── RECORDS SUPPLIED ──
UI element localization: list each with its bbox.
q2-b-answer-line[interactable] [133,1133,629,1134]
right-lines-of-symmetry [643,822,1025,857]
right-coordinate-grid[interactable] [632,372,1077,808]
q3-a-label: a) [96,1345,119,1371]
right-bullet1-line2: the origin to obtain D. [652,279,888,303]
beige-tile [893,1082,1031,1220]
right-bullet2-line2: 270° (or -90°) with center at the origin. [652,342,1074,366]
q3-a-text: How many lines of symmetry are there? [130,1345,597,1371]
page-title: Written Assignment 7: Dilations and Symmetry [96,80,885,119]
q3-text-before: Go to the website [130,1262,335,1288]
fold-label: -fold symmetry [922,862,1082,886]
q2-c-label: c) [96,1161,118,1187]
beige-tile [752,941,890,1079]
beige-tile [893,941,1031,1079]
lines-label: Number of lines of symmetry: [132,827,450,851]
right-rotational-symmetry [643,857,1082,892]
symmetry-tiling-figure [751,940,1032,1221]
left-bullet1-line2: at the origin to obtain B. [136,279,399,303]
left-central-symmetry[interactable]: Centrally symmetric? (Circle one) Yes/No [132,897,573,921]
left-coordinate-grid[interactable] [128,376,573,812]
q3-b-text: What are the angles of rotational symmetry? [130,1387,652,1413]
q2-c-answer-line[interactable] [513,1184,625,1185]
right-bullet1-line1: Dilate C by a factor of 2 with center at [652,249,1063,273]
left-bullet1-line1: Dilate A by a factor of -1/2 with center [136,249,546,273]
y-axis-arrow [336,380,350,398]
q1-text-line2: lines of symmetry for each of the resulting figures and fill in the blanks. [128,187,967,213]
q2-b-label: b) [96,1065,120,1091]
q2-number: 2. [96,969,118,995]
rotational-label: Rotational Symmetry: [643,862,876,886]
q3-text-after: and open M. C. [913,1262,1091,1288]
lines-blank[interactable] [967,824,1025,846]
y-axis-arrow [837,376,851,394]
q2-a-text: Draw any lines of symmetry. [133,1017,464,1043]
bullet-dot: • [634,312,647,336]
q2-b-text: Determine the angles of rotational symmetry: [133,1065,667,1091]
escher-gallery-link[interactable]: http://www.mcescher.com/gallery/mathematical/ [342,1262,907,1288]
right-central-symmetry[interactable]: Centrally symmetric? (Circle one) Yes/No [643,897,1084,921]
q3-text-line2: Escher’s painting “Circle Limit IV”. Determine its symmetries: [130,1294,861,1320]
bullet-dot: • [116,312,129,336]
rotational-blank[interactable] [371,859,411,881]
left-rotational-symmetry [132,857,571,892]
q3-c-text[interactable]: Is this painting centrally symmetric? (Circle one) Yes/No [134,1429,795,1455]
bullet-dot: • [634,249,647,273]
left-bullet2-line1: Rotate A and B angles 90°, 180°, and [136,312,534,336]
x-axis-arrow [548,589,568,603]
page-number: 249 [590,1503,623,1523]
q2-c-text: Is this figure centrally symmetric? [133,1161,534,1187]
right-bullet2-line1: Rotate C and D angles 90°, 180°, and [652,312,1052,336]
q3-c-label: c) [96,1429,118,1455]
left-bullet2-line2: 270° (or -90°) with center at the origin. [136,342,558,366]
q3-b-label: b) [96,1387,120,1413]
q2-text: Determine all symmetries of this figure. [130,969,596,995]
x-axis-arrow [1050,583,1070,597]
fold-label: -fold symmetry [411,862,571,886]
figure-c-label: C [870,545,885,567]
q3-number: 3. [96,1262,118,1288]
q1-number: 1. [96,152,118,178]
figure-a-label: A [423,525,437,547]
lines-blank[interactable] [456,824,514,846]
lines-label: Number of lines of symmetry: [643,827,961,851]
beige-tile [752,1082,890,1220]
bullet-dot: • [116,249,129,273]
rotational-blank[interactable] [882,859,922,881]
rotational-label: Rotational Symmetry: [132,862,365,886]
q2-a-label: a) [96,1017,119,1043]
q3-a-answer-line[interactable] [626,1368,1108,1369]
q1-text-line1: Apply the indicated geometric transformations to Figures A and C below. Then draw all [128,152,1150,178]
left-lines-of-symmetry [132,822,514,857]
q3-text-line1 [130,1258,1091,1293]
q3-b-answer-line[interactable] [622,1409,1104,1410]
───
> _AIM OF THE EXERCISE_: Copy every line of the items above verbatim, without changing a single character.

> _ANSWER TO THIS PROBLEM_:
UI element localization: list each with its bbox.
q2-b-answer-line[interactable] [133,1133,629,1134]
right-lines-of-symmetry [643,822,1025,857]
right-coordinate-grid[interactable] [632,372,1077,808]
q3-a-label: a) [96,1345,119,1371]
right-bullet1-line2: the origin to obtain D. [652,279,888,303]
beige-tile [893,1082,1031,1220]
right-bullet2-line2: 270° (or -90°) with center at the origin. [652,342,1074,366]
q3-a-text: How many lines of symmetry are there? [130,1345,597,1371]
page-title: Written Assignment 7: Dilations and Symmetry [96,80,885,119]
q3-text-before: Go to the website [130,1262,335,1288]
fold-label: -fold symmetry [922,862,1082,886]
q2-c-label: c) [96,1161,118,1187]
beige-tile [752,941,890,1079]
beige-tile [893,941,1031,1079]
lines-label: Number of lines of symmetry: [132,827,450,851]
right-rotational-symmetry [643,857,1082,892]
symmetry-tiling-figure [751,940,1032,1221]
left-bullet1-line2: at the origin to obtain B. [136,279,399,303]
left-central-symmetry[interactable]: Centrally symmetric? (Circle one) Yes/No [132,897,573,921]
left-coordinate-grid[interactable] [128,376,573,812]
q3-b-text: What are the angles of rotational symmetry? [130,1387,652,1413]
q2-c-answer-line[interactable] [513,1184,625,1185]
right-bullet1-line1: Dilate C by a factor of 2 with center at [652,249,1063,273]
left-bullet1-line1: Dilate A by a factor of -1/2 with center [136,249,546,273]
y-axis-arrow [336,380,350,398]
q1-text-line2: lines of symmetry for each of the resulting figures and fill in the blanks. [128,187,967,213]
q2-b-label: b) [96,1065,120,1091]
q2-number: 2. [96,969,118,995]
rotational-label: Rotational Symmetry: [643,862,876,886]
q3-text-after: and open M. C. [913,1262,1091,1288]
lines-blank[interactable] [967,824,1025,846]
y-axis-arrow [837,376,851,394]
q2-a-text: Draw any lines of symmetry. [133,1017,464,1043]
bullet-dot: • [634,312,647,336]
q2-b-text: Determine the angles of rotational symmetry: [133,1065,667,1091]
escher-gallery-link[interactable]: http://www.mcescher.com/gallery/mathematical/ [342,1262,907,1288]
right-central-symmetry[interactable]: Centrally symmetric? (Circle one) Yes/No [643,897,1084,921]
q3-text-line2: Escher’s painting “Circle Limit IV”. Determine its symmetries: [130,1294,861,1320]
bullet-dot: • [116,312,129,336]
rotational-blank[interactable] [371,859,411,881]
left-rotational-symmetry [132,857,571,892]
q3-c-text[interactable]: Is this painting centrally symmetric? (Circle one) Yes/No [134,1429,795,1455]
bullet-dot: • [634,249,647,273]
left-bullet2-line1: Rotate A and B angles 90°, 180°, and [136,312,534,336]
x-axis-arrow [548,589,568,603]
page-number: 249 [590,1503,623,1523]
q2-c-text: Is this figure centrally symmetric? [133,1161,534,1187]
right-bullet2-line1: Rotate C and D angles 90°, 180°, and [652,312,1052,336]
q3-c-label: c) [96,1429,118,1455]
left-bullet2-line2: 270° (or -90°) with center at the origin. [136,342,558,366]
q3-b-label: b) [96,1387,120,1413]
q2-text: Determine all symmetries of this figure. [130,969,596,995]
x-axis-arrow [1050,583,1070,597]
fold-label: -fold symmetry [411,862,571,886]
figure-c-label: C [870,545,885,567]
q3-number: 3. [96,1262,118,1288]
q1-number: 1. [96,152,118,178]
figure-a-label: A [423,525,437,547]
lines-blank[interactable] [456,824,514,846]
lines-label: Number of lines of symmetry: [643,827,961,851]
beige-tile [752,1082,890,1220]
bullet-dot: • [116,249,129,273]
rotational-blank[interactable] [882,859,922,881]
rotational-label: Rotational Symmetry: [132,862,365,886]
q2-a-label: a) [96,1017,119,1043]
q3-a-answer-line[interactable] [626,1368,1108,1369]
q1-text-line1: Apply the indicated geometric transformations to Figures A and C below. Then draw all [128,152,1150,178]
left-lines-of-symmetry [132,822,514,857]
q3-text-line1 [130,1258,1091,1293]
q3-b-answer-line[interactable] [622,1409,1104,1410]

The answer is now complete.